▸ **REQUEST**: Write out all the data again, exactly as it stands.
<<<<
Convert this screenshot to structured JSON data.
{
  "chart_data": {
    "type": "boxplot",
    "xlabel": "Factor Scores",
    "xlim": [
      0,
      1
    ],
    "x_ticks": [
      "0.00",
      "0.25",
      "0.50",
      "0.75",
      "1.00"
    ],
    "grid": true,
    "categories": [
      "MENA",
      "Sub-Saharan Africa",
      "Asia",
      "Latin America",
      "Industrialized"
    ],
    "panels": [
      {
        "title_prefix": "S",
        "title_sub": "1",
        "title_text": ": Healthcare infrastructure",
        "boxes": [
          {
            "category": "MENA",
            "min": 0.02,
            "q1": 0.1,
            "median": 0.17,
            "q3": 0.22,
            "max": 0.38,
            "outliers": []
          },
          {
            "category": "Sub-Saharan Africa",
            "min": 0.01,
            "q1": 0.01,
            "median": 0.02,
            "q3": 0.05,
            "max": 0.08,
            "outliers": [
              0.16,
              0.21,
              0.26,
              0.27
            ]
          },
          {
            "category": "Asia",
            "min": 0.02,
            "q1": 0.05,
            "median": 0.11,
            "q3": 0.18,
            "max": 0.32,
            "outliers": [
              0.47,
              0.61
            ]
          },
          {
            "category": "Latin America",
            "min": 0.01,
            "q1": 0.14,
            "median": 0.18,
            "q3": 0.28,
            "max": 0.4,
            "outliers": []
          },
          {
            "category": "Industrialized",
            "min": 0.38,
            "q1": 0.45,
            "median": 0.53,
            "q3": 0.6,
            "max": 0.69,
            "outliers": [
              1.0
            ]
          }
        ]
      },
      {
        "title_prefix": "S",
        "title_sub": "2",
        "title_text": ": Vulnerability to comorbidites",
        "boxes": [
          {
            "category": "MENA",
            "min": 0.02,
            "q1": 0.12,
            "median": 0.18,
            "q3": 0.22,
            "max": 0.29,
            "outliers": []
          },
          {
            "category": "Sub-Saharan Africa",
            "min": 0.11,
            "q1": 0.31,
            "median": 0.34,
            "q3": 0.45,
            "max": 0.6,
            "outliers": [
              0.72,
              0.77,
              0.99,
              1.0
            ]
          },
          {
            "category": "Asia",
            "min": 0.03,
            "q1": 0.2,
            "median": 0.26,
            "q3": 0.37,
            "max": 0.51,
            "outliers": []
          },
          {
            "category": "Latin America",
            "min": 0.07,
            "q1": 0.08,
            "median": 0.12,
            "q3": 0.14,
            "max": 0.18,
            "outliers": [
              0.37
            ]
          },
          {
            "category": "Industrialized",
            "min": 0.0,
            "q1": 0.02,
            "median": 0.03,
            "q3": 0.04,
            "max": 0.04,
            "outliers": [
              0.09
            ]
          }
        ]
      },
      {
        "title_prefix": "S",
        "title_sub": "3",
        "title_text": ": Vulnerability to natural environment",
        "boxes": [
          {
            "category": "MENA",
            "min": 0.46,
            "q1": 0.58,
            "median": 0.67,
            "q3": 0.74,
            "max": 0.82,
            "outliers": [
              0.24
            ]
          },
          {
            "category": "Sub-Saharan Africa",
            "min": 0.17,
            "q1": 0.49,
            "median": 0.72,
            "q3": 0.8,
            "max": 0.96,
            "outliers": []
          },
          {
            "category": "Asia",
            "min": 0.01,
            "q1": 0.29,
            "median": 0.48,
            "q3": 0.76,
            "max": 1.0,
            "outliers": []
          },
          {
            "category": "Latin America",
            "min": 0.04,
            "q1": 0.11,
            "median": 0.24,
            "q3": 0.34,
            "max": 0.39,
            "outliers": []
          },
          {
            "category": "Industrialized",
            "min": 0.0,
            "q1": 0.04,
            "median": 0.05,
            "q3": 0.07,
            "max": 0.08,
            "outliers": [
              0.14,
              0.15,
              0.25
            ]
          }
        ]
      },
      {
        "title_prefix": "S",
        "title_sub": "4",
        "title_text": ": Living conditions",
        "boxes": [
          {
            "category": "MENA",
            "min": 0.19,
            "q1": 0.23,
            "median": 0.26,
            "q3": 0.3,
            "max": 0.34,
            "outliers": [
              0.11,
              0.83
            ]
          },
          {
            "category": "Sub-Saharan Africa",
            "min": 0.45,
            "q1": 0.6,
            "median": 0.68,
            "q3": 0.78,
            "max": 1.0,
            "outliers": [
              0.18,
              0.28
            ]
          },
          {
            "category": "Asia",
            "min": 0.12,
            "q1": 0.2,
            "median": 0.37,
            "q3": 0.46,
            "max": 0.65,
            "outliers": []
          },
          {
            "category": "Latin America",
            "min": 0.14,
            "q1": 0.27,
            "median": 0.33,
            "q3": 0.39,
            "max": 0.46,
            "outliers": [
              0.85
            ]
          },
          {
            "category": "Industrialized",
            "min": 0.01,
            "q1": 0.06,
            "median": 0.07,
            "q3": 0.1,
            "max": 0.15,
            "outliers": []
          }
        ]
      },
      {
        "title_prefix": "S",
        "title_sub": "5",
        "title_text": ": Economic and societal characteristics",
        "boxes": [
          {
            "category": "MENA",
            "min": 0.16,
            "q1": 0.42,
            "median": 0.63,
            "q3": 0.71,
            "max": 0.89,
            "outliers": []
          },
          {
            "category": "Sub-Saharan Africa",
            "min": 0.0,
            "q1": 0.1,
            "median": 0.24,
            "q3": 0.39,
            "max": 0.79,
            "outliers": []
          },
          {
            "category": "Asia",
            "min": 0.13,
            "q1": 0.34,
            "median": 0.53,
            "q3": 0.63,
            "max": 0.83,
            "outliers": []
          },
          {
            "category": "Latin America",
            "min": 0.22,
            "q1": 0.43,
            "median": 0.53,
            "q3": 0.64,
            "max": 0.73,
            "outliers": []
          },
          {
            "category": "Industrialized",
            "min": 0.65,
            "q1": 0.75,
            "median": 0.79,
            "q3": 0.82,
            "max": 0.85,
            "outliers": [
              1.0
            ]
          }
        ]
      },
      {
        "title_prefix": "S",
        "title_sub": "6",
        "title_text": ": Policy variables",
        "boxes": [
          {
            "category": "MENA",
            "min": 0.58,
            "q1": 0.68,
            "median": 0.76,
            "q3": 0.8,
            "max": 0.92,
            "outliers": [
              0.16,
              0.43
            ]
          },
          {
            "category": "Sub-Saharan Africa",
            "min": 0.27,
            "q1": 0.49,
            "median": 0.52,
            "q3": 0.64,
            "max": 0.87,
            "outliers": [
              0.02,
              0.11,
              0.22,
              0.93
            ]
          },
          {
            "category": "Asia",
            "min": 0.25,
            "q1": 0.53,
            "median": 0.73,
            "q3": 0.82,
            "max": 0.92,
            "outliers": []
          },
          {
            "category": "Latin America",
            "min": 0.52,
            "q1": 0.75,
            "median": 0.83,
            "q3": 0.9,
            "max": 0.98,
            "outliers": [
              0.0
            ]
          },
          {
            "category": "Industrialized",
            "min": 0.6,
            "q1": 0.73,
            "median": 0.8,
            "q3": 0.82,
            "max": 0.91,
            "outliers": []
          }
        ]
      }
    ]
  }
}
>>>>
▸ **SOLUTION BELOW**:
Convert this screenshot to structured JSON data.
{
  "chart_data": {
    "type": "boxplot",
    "xlabel": "Factor Scores",
    "xlim": [
      0,
      1
    ],
    "x_ticks": [
      "0.00",
      "0.25",
      "0.50",
      "0.75",
      "1.00"
    ],
    "grid": true,
    "categories": [
      "MENA",
      "Sub-Saharan Africa",
      "Asia",
      "Latin America",
      "Industrialized"
    ],
    "panels": [
      {
        "title_prefix": "S",
        "title_sub": "1",
        "title_text": ": Healthcare infrastructure",
        "boxes": [
          {
            "category": "MENA",
            "min": 0.02,
            "q1": 0.1,
            "median": 0.17,
            "q3": 0.22,
            "max": 0.38,
            "outliers": []
          },
          {
            "category": "Sub-Saharan Africa",
            "min": 0.01,
            "q1": 0.01,
            "median": 0.02,
            "q3": 0.05,
            "max": 0.08,
            "outliers": [
              0.16,
              0.21,
              0.26,
              0.27
            ]
          },
          {
            "category": "Asia",
            "min": 0.02,
            "q1": 0.05,
            "median": 0.11,
            "q3": 0.18,
            "max": 0.32,
            "outliers": [
              0.47,
              0.61
            ]
          },
          {
            "category": "Latin America",
            "min": 0.01,
            "q1": 0.14,
            "median": 0.18,
            "q3": 0.28,
            "max": 0.4,
            "outliers": []
          },
          {
            "category": "Industrialized",
            "min": 0.38,
            "q1": 0.45,
            "median": 0.53,
            "q3": 0.6,
            "max": 0.69,
            "outliers": [
              1.0
            ]
          }
        ]
      },
      {
        "title_prefix": "S",
        "title_sub": "2",
        "title_text": ": Vulnerability to comorbidites",
        "boxes": [
          {
            "category": "MENA",
            "min": 0.02,
            "q1": 0.12,
            "median": 0.18,
            "q3": 0.22,
            "max": 0.29,
            "outliers": []
          },
          {
            "category": "Sub-Saharan Africa",
            "min": 0.11,
            "q1": 0.31,
            "median": 0.34,
            "q3": 0.45,
            "max": 0.6,
            "outliers": [
              0.72,
              0.77,
              0.99,
              1.0
            ]
          },
          {
            "category": "Asia",
            "min": 0.03,
            "q1": 0.2,
            "median": 0.26,
            "q3": 0.37,
            "max": 0.51,
            "outliers": []
          },
          {
            "category": "Latin America",
            "min": 0.07,
            "q1": 0.08,
            "median": 0.12,
            "q3": 0.14,
            "max": 0.18,
            "outliers": [
              0.37
            ]
          },
          {
            "category": "Industrialized",
            "min": 0.0,
            "q1": 0.02,
            "median": 0.03,
            "q3": 0.04,
            "max": 0.04,
            "outliers": [
              0.09
            ]
          }
        ]
      },
      {
        "title_prefix": "S",
        "title_sub": "3",
        "title_text": ": Vulnerability to natural environment",
        "boxes": [
          {
            "category": "MENA",
            "min": 0.46,
            "q1": 0.58,
            "median": 0.67,
            "q3": 0.74,
            "max": 0.82,
            "outliers": [
              0.24
            ]
          },
          {
            "category": "Sub-Saharan Africa",
            "min": 0.17,
            "q1": 0.49,
            "median": 0.72,
            "q3": 0.8,
            "max": 0.96,
            "outliers": []
          },
          {
            "category": "Asia",
            "min": 0.01,
            "q1": 0.29,
            "median": 0.48,
            "q3": 0.76,
            "max": 1.0,
            "outliers": []
          },
          {
            "category": "Latin America",
            "min": 0.04,
            "q1": 0.11,
            "median": 0.24,
            "q3": 0.34,
            "max": 0.39,
            "outliers": []
          },
          {
            "category": "Industrialized",
            "min": 0.0,
            "q1": 0.04,
            "median": 0.05,
            "q3": 0.07,
            "max": 0.08,
            "outliers": [
              0.14,
              0.15,
              0.25
            ]
          }
        ]
      },
      {
        "title_prefix": "S",
        "title_sub": "4",
        "title_text": ": Living conditions",
        "boxes": [
          {
            "category": "MENA",
            "min": 0.19,
            "q1": 0.23,
            "median": 0.26,
            "q3": 0.3,
            "max": 0.34,
            "outliers": [
              0.11,
              0.83
            ]
          },
          {
            "category": "Sub-Saharan Africa",
            "min": 0.45,
            "q1": 0.6,
            "median": 0.68,
            "q3": 0.78,
            "max": 1.0,
            "outliers": [
              0.18,
              0.28
            ]
          },
          {
            "category": "Asia",
            "min": 0.12,
            "q1": 0.2,
            "median": 0.37,
            "q3": 0.46,
            "max": 0.65,
            "outliers": []
          },
          {
            "category": "Latin America",
            "min": 0.14,
            "q1": 0.27,
            "median": 0.33,
            "q3": 0.39,
            "max": 0.46,
            "outliers": [
              0.85
            ]
          },
          {
            "category": "Industrialized",
            "min": 0.01,
            "q1": 0.06,
            "median": 0.07,
            "q3": 0.1,
            "max": 0.15,
            "outliers": []
          }
        ]
      },
      {
        "title_prefix": "S",
        "title_sub": "5",
        "title_text": ": Economic and societal characteristics",
        "boxes": [
          {
            "category": "MENA",
            "min": 0.16,
            "q1": 0.42,
            "median": 0.63,
            "q3": 0.71,
            "max": 0.89,
            "outliers": []
          },
          {
            "category": "Sub-Saharan Africa",
            "min": 0.0,
            "q1": 0.1,
            "median": 0.24,
            "q3": 0.39,
            "max": 0.79,
            "outliers": []
          },
          {
            "category": "Asia",
            "min": 0.13,
            "q1": 0.34,
            "median": 0.53,
            "q3": 0.63,
            "max": 0.83,
            "outliers": []
          },
          {
            "category": "Latin America",
            "min": 0.22,
            "q1": 0.43,
            "median": 0.53,
            "q3": 0.64,
            "max": 0.73,
            "outliers": []
          },
          {
            "category": "Industrialized",
            "min": 0.65,
            "q1": 0.75,
            "median": 0.79,
            "q3": 0.82,
            "max": 0.85,
            "outliers": [
              1.0
            ]
          }
        ]
      },
      {
        "title_prefix": "S",
        "title_sub": "6",
        "title_text": ": Policy variables",
        "boxes": [
          {
            "category": "MENA",
            "min": 0.58,
            "q1": 0.68,
            "median": 0.76,
            "q3": 0.8,
            "max": 0.92,
            "outliers": [
              0.16,
              0.43
            ]
          },
          {
            "category": "Sub-Saharan Africa",
            "min": 0.27,
            "q1": 0.49,
            "median": 0.52,
            "q3": 0.64,
            "max": 0.87,
            "outliers": [
              0.02,
              0.11,
              0.22,
              0.93
            ]
          },
          {
            "category": "Asia",
            "min": 0.25,
            "q1": 0.53,
            "median": 0.73,
            "q3": 0.82,
            "max": 0.92,
            "outliers": []
          },
          {
            "category": "Latin America",
            "min": 0.52,
            "q1": 0.75,
            "median": 0.83,
            "q3": 0.9,
            "max": 0.98,
            "outliers": [
              0.0
            ]
          },
          {
            "category": "Industrialized",
            "min": 0.6,
            "q1": 0.73,
            "median": 0.8,
            "q3": 0.82,
            "max": 0.91,
            "outliers": []
          }
        ]
      }
    ]
  }
}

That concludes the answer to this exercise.